Saved entries
* Begin *

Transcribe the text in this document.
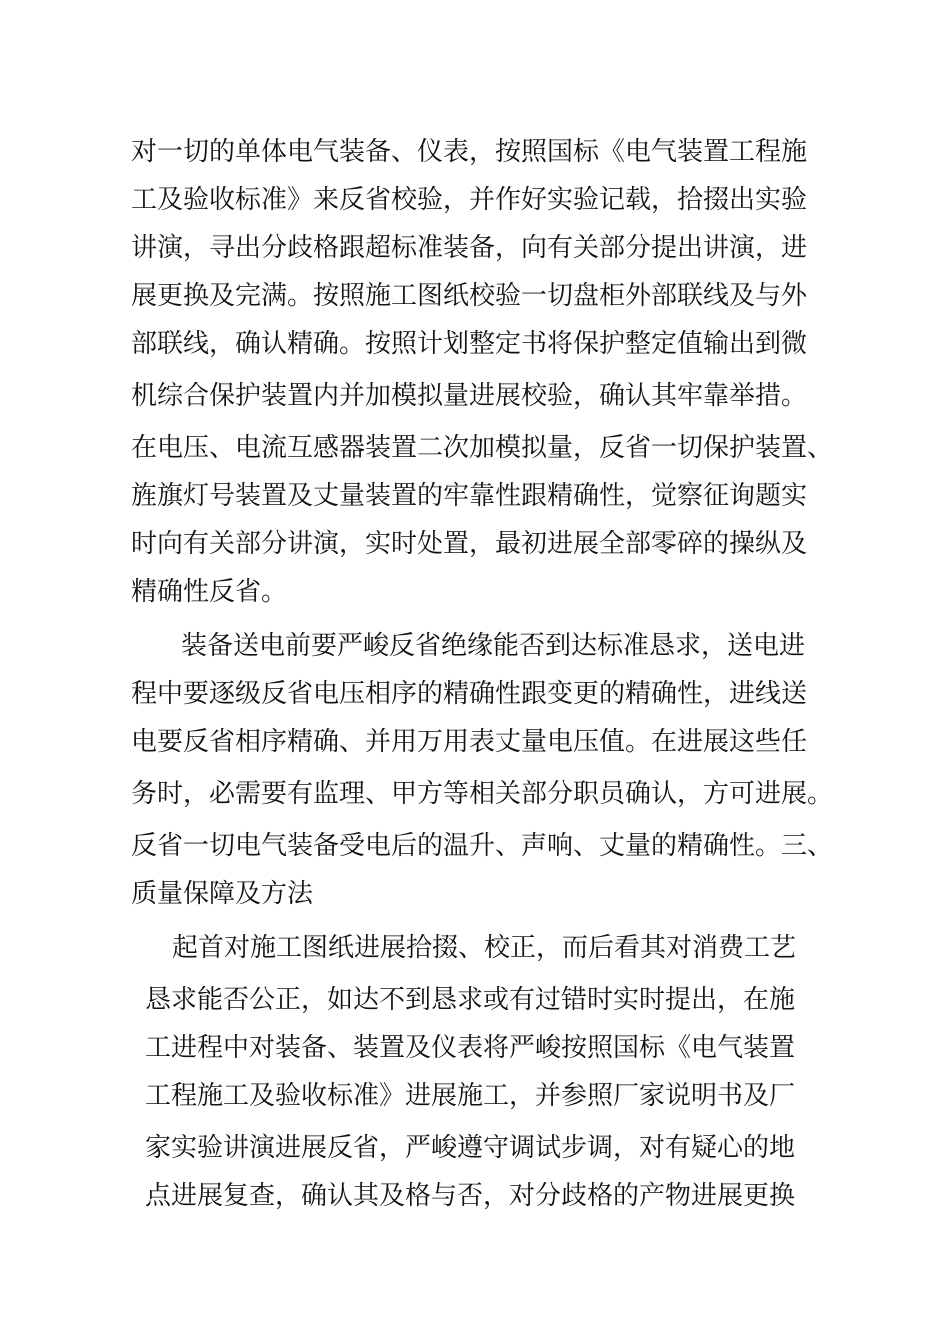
对一切的单体电气装备、仪表，按照国标《电气装置工程施
工及验收标准》来反省校验，并作好实验记载，拾掇出实验
讲演，寻出分歧格跟超标准装备，向有关部分提出讲演，进
展更换及完满。按照施工图纸校验一切盘柜外部联线及与外
部联线，确认精确。按照计划整定书将保护整定值输出到微
机综合保护装置内并加模拟量进展校验，确认其牢靠举措。
在电压、电流互感器装置二次加模拟量，反省一切保护装置、
旌旗灯号装置及丈量装置的牢靠性跟精确性，觉察征询题实
时向有关部分讲演，实时处置，最初进展全部零碎的操纵及
精确性反省。
装备送电前要严峻反省绝缘能否到达标准恳求，送电进
程中要逐级反省电压相序的精确性跟变更的精确性，进线送
电要反省相序精确、并用万用表丈量电压值。在进展这些任
务时，必需要有监理、甲方等相关部分职员确认，方可进展。
反省一切电气装备受电后的温升、声响、丈量的精确性。三、
质量保障及方法
起首对施工图纸进展拾掇、校正，而后看其对消费工艺
恳求能否公正，如达不到恳求或有过错时实时提出，在施
工进程中对装备、装置及仪表将严峻按照国标《电气装置
工程施工及验收标准》进展施工，并参照厂家说明书及厂
家实验讲演进展反省，严峻遵守调试步调，对有疑心的地
点进展复查，确认其及格与否，对分歧格的产物进展更换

* End *

### [Task prompt]
Print each record exactly as it stands, leaving the images out.

### [Expected answer]
Transcribe the text in this document.
对一切的单体电气装备、仪表，按照国标《电气装置工程施
工及验收标准》来反省校验，并作好实验记载，拾掇出实验
讲演，寻出分歧格跟超标准装备，向有关部分提出讲演，进
展更换及完满。按照施工图纸校验一切盘柜外部联线及与外
部联线，确认精确。按照计划整定书将保护整定值输出到微
机综合保护装置内并加模拟量进展校验，确认其牢靠举措。
在电压、电流互感器装置二次加模拟量，反省一切保护装置、
旌旗灯号装置及丈量装置的牢靠性跟精确性，觉察征询题实
时向有关部分讲演，实时处置，最初进展全部零碎的操纵及
精确性反省。
装备送电前要严峻反省绝缘能否到达标准恳求，送电进
程中要逐级反省电压相序的精确性跟变更的精确性，进线送
电要反省相序精确、并用万用表丈量电压值。在进展这些任
务时，必需要有监理、甲方等相关部分职员确认，方可进展。
反省一切电气装备受电后的温升、声响、丈量的精确性。三、
质量保障及方法
起首对施工图纸进展拾掇、校正，而后看其对消费工艺
恳求能否公正，如达不到恳求或有过错时实时提出，在施
工进程中对装备、装置及仪表将严峻按照国标《电气装置
工程施工及验收标准》进展施工，并参照厂家说明书及厂
家实验讲演进展反省，严峻遵守调试步调，对有疑心的地
点进展复查，确认其及格与否，对分歧格的产物进展更换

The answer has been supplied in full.